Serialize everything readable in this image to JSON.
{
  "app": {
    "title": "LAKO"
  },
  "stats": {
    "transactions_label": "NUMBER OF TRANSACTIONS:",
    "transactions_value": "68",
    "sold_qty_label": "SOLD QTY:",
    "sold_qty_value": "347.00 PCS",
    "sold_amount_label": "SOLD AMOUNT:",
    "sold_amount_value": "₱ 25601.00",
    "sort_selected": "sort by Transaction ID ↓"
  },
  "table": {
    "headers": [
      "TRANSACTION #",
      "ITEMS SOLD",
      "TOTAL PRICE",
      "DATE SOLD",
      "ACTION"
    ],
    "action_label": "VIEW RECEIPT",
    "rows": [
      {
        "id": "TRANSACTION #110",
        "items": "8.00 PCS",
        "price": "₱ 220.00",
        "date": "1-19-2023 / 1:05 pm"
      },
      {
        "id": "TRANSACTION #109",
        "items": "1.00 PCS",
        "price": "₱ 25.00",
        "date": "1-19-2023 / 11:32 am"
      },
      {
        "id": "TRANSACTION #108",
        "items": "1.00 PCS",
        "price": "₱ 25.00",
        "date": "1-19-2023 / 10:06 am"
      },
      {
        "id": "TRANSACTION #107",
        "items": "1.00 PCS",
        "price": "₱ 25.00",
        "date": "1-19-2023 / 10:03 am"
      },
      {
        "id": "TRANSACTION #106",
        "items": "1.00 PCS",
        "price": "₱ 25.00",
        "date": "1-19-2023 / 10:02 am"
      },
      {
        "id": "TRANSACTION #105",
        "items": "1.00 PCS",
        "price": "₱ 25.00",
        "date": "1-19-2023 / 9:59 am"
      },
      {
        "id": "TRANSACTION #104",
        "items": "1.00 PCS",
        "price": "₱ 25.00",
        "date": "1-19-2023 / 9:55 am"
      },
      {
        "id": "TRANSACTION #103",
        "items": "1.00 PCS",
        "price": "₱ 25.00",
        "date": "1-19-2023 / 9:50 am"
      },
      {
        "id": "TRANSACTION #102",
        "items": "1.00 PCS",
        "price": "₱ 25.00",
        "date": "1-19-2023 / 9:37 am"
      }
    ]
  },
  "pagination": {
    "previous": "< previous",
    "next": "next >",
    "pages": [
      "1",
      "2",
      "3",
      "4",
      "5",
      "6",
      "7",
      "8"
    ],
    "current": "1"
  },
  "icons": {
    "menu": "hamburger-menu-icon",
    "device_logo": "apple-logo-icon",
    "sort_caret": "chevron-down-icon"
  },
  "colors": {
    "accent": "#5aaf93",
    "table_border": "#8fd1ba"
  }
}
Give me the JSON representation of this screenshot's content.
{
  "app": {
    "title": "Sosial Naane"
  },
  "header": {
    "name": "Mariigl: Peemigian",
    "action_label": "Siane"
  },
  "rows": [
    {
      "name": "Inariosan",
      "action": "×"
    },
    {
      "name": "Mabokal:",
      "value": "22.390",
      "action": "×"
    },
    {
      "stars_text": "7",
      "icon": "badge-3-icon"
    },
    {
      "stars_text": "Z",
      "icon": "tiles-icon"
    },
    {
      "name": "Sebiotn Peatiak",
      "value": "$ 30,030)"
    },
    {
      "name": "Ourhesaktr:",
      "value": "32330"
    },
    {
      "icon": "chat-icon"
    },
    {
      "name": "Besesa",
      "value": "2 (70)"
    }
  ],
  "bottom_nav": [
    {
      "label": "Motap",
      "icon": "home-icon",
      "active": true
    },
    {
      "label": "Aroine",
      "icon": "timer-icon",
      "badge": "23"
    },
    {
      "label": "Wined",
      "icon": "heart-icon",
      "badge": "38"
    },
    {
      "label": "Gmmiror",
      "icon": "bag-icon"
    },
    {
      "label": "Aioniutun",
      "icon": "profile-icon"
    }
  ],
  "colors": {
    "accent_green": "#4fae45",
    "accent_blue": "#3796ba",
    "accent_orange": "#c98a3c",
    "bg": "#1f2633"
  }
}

+===+

## EXERCISE INSTRUCTIONS
Output the listing above without altering a single character.

## FINISHED EXERCISE
Serialize everything readable in this image to JSON.
{
  "app": {
    "title": "LAKO"
  },
  "stats": {
    "transactions_label": "NUMBER OF TRANSACTIONS:",
    "transactions_value": "68",
    "sold_qty_label": "SOLD QTY:",
    "sold_qty_value": "347.00 PCS",
    "sold_amount_label": "SOLD AMOUNT:",
    "sold_amount_value": "₱ 25601.00",
    "sort_selected": "sort by Transaction ID ↓"
  },
  "table": {
    "headers": [
      "TRANSACTION #",
      "ITEMS SOLD",
      "TOTAL PRICE",
      "DATE SOLD",
      "ACTION"
    ],
    "action_label": "VIEW RECEIPT",
    "rows": [
      {
        "id": "TRANSACTION #110",
        "items": "8.00 PCS",
        "price": "₱ 220.00",
        "date": "1-19-2023 / 1:05 pm"
      },
      {
        "id": "TRANSACTION #109",
        "items": "1.00 PCS",
        "price": "₱ 25.00",
        "date": "1-19-2023 / 11:32 am"
      },
      {
        "id": "TRANSACTION #108",
        "items": "1.00 PCS",
        "price": "₱ 25.00",
        "date": "1-19-2023 / 10:06 am"
      },
      {
        "id": "TRANSACTION #107",
        "items": "1.00 PCS",
        "price": "₱ 25.00",
        "date": "1-19-2023 / 10:03 am"
      },
      {
        "id": "TRANSACTION #106",
        "items": "1.00 PCS",
        "price": "₱ 25.00",
        "date": "1-19-2023 / 10:02 am"
      },
      {
        "id": "TRANSACTION #105",
        "items": "1.00 PCS",
        "price": "₱ 25.00",
        "date": "1-19-2023 / 9:59 am"
      },
      {
        "id": "TRANSACTION #104",
        "items": "1.00 PCS",
        "price": "₱ 25.00",
        "date": "1-19-2023 / 9:55 am"
      },
      {
        "id": "TRANSACTION #103",
        "items": "1.00 PCS",
        "price": "₱ 25.00",
        "date": "1-19-2023 / 9:50 am"
      },
      {
        "id": "TRANSACTION #102",
        "items": "1.00 PCS",
        "price": "₱ 25.00",
        "date": "1-19-2023 / 9:37 am"
      }
    ]
  },
  "pagination": {
    "previous": "< previous",
    "next": "next >",
    "pages": [
      "1",
      "2",
      "3",
      "4",
      "5",
      "6",
      "7",
      "8"
    ],
    "current": "1"
  },
  "icons": {
    "menu": "hamburger-menu-icon",
    "device_logo": "apple-logo-icon",
    "sort_caret": "chevron-down-icon"
  },
  "colors": {
    "accent": "#5aaf93",
    "table_border": "#8fd1ba"
  }
}
Give me the JSON representation of this screenshot's content.
{
  "app": {
    "title": "Sosial Naane"
  },
  "header": {
    "name": "Mariigl: Peemigian",
    "action_label": "Siane"
  },
  "rows": [
    {
      "name": "Inariosan",
      "action": "×"
    },
    {
      "name": "Mabokal:",
      "value": "22.390",
      "action": "×"
    },
    {
      "stars_text": "7",
      "icon": "badge-3-icon"
    },
    {
      "stars_text": "Z",
      "icon": "tiles-icon"
    },
    {
      "name": "Sebiotn Peatiak",
      "value": "$ 30,030)"
    },
    {
      "name": "Ourhesaktr:",
      "value": "32330"
    },
    {
      "icon": "chat-icon"
    },
    {
      "name": "Besesa",
      "value": "2 (70)"
    }
  ],
  "bottom_nav": [
    {
      "label": "Motap",
      "icon": "home-icon",
      "active": true
    },
    {
      "label": "Aroine",
      "icon": "timer-icon",
      "badge": "23"
    },
    {
      "label": "Wined",
      "icon": "heart-icon",
      "badge": "38"
    },
    {
      "label": "Gmmiror",
      "icon": "bag-icon"
    },
    {
      "label": "Aioniutun",
      "icon": "profile-icon"
    }
  ],
  "colors": {
    "accent_green": "#4fae45",
    "accent_blue": "#3796ba",
    "accent_orange": "#c98a3c",
    "bg": "#1f2633"
  }
}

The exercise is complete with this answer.